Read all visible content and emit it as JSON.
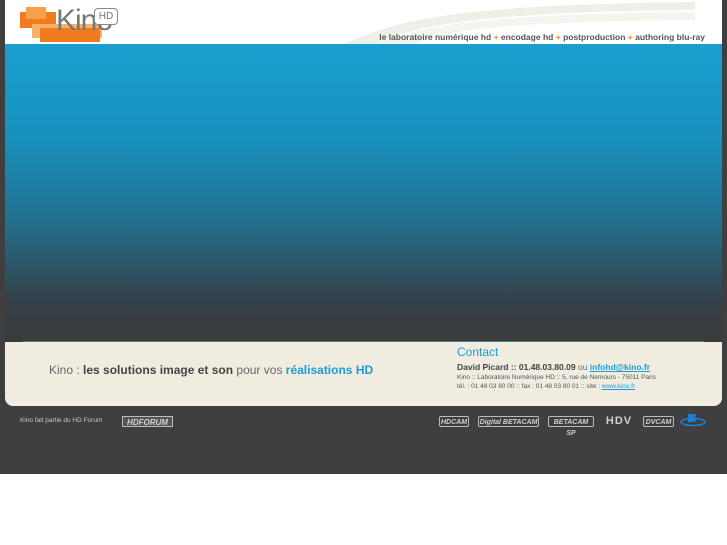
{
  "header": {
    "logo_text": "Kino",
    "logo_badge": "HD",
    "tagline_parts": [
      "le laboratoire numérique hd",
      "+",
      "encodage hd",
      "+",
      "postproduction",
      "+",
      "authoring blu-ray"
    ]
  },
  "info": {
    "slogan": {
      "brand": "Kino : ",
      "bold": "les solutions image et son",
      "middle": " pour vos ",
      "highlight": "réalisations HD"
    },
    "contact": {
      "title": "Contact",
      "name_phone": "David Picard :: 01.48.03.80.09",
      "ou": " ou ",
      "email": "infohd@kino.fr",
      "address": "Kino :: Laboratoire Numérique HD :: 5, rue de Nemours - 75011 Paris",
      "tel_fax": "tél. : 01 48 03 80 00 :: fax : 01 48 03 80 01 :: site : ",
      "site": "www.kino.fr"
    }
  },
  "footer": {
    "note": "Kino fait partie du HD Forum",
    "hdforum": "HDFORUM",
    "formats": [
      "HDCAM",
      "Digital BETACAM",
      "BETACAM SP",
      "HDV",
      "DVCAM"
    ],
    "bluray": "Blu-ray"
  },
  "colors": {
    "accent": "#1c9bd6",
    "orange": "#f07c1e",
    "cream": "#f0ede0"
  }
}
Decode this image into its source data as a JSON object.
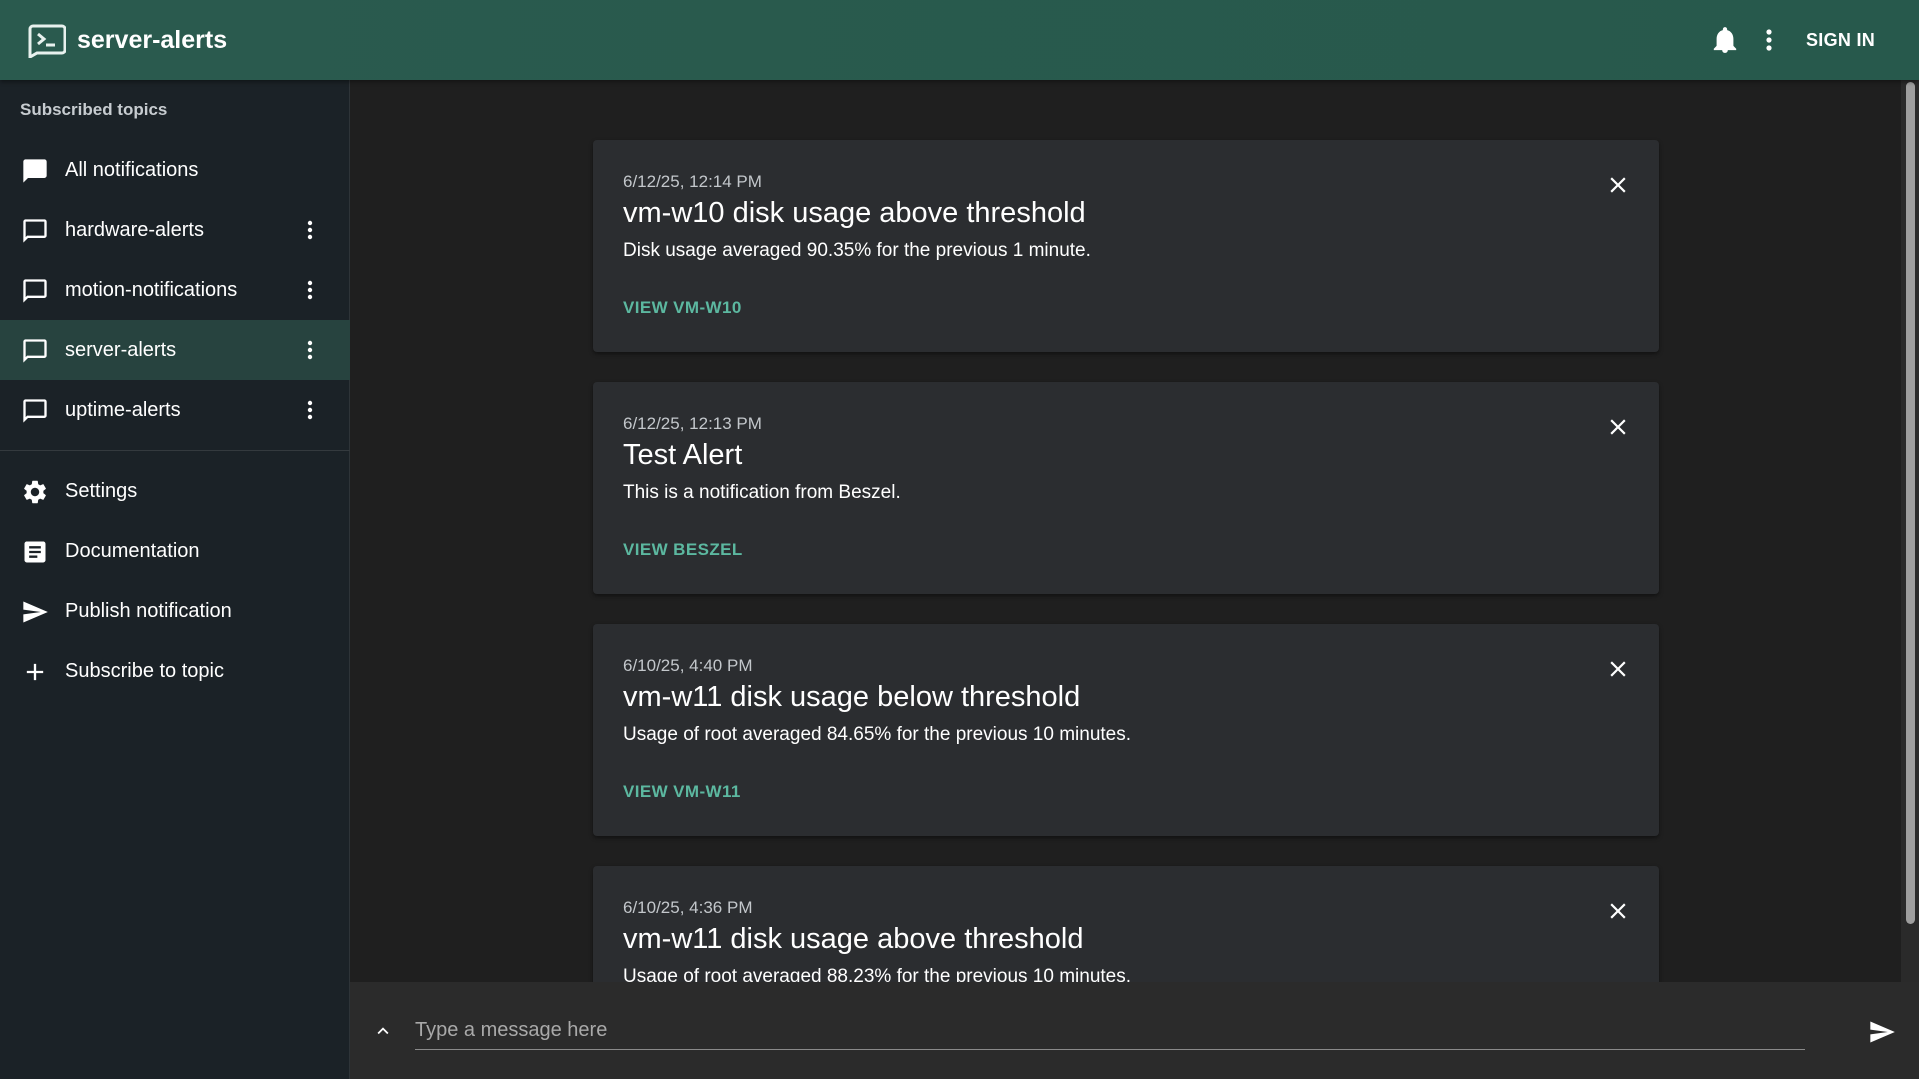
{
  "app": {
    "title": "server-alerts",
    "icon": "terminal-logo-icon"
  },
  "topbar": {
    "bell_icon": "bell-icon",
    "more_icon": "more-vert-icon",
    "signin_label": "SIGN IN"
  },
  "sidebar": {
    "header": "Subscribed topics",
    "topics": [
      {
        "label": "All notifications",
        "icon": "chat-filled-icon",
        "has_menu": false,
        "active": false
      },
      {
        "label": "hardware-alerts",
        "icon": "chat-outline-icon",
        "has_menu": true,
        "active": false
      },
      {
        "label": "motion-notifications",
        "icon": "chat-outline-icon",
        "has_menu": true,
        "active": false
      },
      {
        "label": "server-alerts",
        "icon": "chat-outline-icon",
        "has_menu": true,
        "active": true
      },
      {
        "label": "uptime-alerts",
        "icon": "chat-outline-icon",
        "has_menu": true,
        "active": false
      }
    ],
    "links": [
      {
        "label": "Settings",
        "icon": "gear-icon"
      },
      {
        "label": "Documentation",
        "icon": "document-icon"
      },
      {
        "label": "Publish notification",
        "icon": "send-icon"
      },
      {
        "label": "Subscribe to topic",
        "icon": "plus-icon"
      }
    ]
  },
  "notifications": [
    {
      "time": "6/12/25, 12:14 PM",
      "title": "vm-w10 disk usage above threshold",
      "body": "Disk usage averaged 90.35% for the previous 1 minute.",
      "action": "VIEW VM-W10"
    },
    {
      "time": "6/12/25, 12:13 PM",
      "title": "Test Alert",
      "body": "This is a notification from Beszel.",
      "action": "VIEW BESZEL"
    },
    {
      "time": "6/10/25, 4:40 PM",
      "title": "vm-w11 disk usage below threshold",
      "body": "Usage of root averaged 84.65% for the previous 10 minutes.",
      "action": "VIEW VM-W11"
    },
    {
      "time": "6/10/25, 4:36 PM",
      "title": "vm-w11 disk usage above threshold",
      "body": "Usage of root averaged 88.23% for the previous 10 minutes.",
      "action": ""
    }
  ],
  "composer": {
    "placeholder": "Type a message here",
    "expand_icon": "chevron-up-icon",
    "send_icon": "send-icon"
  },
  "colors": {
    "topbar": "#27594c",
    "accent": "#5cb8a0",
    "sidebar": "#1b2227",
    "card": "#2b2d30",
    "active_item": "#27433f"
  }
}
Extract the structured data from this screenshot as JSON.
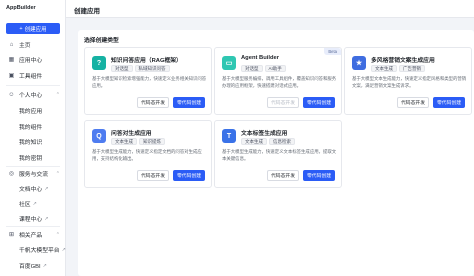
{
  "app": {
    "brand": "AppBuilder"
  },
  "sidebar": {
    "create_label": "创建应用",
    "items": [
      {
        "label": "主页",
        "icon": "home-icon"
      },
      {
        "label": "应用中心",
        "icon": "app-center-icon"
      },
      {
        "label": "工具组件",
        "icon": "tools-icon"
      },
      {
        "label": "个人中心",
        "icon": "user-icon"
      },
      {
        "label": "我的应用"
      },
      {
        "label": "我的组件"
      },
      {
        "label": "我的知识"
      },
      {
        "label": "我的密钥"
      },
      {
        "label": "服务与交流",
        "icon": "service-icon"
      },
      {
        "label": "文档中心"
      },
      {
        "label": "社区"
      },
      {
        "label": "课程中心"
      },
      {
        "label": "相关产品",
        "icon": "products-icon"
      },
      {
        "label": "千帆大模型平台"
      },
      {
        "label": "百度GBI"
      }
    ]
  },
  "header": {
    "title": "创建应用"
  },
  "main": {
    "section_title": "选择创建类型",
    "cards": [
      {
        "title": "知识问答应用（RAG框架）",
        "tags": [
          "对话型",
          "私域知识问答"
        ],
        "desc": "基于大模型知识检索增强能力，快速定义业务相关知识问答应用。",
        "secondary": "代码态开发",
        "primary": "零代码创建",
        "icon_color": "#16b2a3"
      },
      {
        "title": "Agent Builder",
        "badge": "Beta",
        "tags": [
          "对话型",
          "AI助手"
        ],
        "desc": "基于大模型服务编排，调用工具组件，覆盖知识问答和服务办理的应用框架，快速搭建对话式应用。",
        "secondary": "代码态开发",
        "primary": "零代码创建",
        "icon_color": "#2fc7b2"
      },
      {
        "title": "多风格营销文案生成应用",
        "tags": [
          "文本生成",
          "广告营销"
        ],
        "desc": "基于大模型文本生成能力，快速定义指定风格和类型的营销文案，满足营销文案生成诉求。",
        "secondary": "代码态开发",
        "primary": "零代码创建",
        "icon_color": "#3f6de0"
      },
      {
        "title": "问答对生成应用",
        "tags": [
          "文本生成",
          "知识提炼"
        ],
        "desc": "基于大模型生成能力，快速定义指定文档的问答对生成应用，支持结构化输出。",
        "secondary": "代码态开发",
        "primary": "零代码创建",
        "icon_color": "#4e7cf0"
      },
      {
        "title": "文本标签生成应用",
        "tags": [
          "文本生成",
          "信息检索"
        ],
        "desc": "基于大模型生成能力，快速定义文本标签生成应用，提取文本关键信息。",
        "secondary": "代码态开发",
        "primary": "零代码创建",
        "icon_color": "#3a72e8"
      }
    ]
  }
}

────────────────────

- Written problem: Repeat the data exactly, without the pictures.

- Response for this exercise:
Read all visible content and emit it as JSON.
{
  "header": {
    "logo_text": "Kino",
    "logo_badge": "HD",
    "tagline_parts": [
      "le laboratoire numérique hd",
      "+",
      "encodage hd",
      "+",
      "postproduction",
      "+",
      "authoring blu-ray"
    ]
  },
  "info": {
    "slogan": {
      "brand": "Kino : ",
      "bold": "les solutions image et son",
      "middle": " pour vos ",
      "highlight": "réalisations HD"
    },
    "contact": {
      "title": "Contact",
      "name_phone": "David Picard :: 01.48.03.80.09",
      "ou": " ou ",
      "email": "infohd@kino.fr",
      "address": "Kino :: Laboratoire Numérique HD :: 5, rue de Nemours - 75011 Paris",
      "tel_fax": "tél. : 01 48 03 80 00 :: fax : 01 48 03 80 01 :: site : ",
      "site": "www.kino.fr"
    }
  },
  "footer": {
    "note": "Kino fait partie du HD Forum",
    "hdforum": "HDFORUM",
    "formats": [
      "HDCAM",
      "Digital BETACAM",
      "BETACAM SP",
      "HDV",
      "DVCAM"
    ],
    "bluray": "Blu-ray"
  },
  "colors": {
    "accent": "#1c9bd6",
    "orange": "#f07c1e",
    "cream": "#f0ede0"
  }
}
Decode this image into its source data as a JSON object.
{
  "app": {
    "title": "server-alerts",
    "icon": "terminal-logo-icon"
  },
  "topbar": {
    "bell_icon": "bell-icon",
    "more_icon": "more-vert-icon",
    "signin_label": "SIGN IN"
  },
  "sidebar": {
    "header": "Subscribed topics",
    "topics": [
      {
        "label": "All notifications",
        "icon": "chat-filled-icon",
        "has_menu": false,
        "active": false
      },
      {
        "label": "hardware-alerts",
        "icon": "chat-outline-icon",
        "has_menu": true,
        "active": false
      },
      {
        "label": "motion-notifications",
        "icon": "chat-outline-icon",
        "has_menu": true,
        "active": false
      },
      {
        "label": "server-alerts",
        "icon": "chat-outline-icon",
        "has_menu": true,
        "active": true
      },
      {
        "label": "uptime-alerts",
        "icon": "chat-outline-icon",
        "has_menu": true,
        "active": false
      }
    ],
    "links": [
      {
        "label": "Settings",
        "icon": "gear-icon"
      },
      {
        "label": "Documentation",
        "icon": "document-icon"
      },
      {
        "label": "Publish notification",
        "icon": "send-icon"
      },
      {
        "label": "Subscribe to topic",
        "icon": "plus-icon"
      }
    ]
  },
  "notifications": [
    {
      "time": "6/12/25, 12:14 PM",
      "title": "vm-w10 disk usage above threshold",
      "body": "Disk usage averaged 90.35% for the previous 1 minute.",
      "action": "VIEW VM-W10"
    },
    {
      "time": "6/12/25, 12:13 PM",
      "title": "Test Alert",
      "body": "This is a notification from Beszel.",
      "action": "VIEW BESZEL"
    },
    {
      "time": "6/10/25, 4:40 PM",
      "title": "vm-w11 disk usage below threshold",
      "body": "Usage of root averaged 84.65% for the previous 10 minutes.",
      "action": "VIEW VM-W11"
    },
    {
      "time": "6/10/25, 4:36 PM",
      "title": "vm-w11 disk usage above threshold",
      "body": "Usage of root averaged 88.23% for the previous 10 minutes.",
      "action": ""
    }
  ],
  "composer": {
    "placeholder": "Type a message here",
    "expand_icon": "chevron-up-icon",
    "send_icon": "send-icon"
  },
  "colors": {
    "topbar": "#27594c",
    "accent": "#5cb8a0",
    "sidebar": "#1b2227",
    "card": "#2b2d30",
    "active_item": "#27433f"
  }
}
Extract the structured data from this screenshot as JSON.
{
  "app": {
    "brand": "AppBuilder"
  },
  "sidebar": {
    "create_label": "创建应用",
    "items": [
      {
        "label": "主页",
        "icon": "home-icon"
      },
      {
        "label": "应用中心",
        "icon": "app-center-icon"
      },
      {
        "label": "工具组件",
        "icon": "tools-icon"
      },
      {
        "label": "个人中心",
        "icon": "user-icon"
      },
      {
        "label": "我的应用"
      },
      {
        "label": "我的组件"
      },
      {
        "label": "我的知识"
      },
      {
        "label": "我的密钥"
      },
      {
        "label": "服务与交流",
        "icon": "service-icon"
      },
      {
        "label": "文档中心"
      },
      {
        "label": "社区"
      },
      {
        "label": "课程中心"
      },
      {
        "label": "相关产品",
        "icon": "products-icon"
      },
      {
        "label": "千帆大模型平台"
      },
      {
        "label": "百度GBI"
      }
    ]
  },
  "header": {
    "title": "创建应用"
  },
  "main": {
    "section_title": "选择创建类型",
    "cards": [
      {
        "title": "知识问答应用（RAG框架）",
        "tags": [
          "对话型",
          "私域知识问答"
        ],
        "desc": "基于大模型知识检索增强能力，快速定义业务相关知识问答应用。",
        "secondary": "代码态开发",
        "primary": "零代码创建",
        "icon_color": "#16b2a3"
      },
      {
        "title": "Agent Builder",
        "badge": "Beta",
        "tags": [
          "对话型",
          "AI助手"
        ],
        "desc": "基于大模型服务编排，调用工具组件，覆盖知识问答和服务办理的应用框架，快速搭建对话式应用。",
        "secondary": "代码态开发",
        "primary": "零代码创建",
        "icon_color": "#2fc7b2"
      },
      {
        "title": "多风格营销文案生成应用",
        "tags": [
          "文本生成",
          "广告营销"
        ],
        "desc": "基于大模型文本生成能力，快速定义指定风格和类型的营销文案，满足营销文案生成诉求。",
        "secondary": "代码态开发",
        "primary": "零代码创建",
        "icon_color": "#3f6de0"
      },
      {
        "title": "问答对生成应用",
        "tags": [
          "文本生成",
          "知识提炼"
        ],
        "desc": "基于大模型生成能力，快速定义指定文档的问答对生成应用，支持结构化输出。",
        "secondary": "代码态开发",
        "primary": "零代码创建",
        "icon_color": "#4e7cf0"
      },
      {
        "title": "文本标签生成应用",
        "tags": [
          "文本生成",
          "信息检索"
        ],
        "desc": "基于大模型生成能力，快速定义文本标签生成应用，提取文本关键信息。",
        "secondary": "代码态开发",
        "primary": "零代码创建",
        "icon_color": "#3a72e8"
      }
    ]
  }
}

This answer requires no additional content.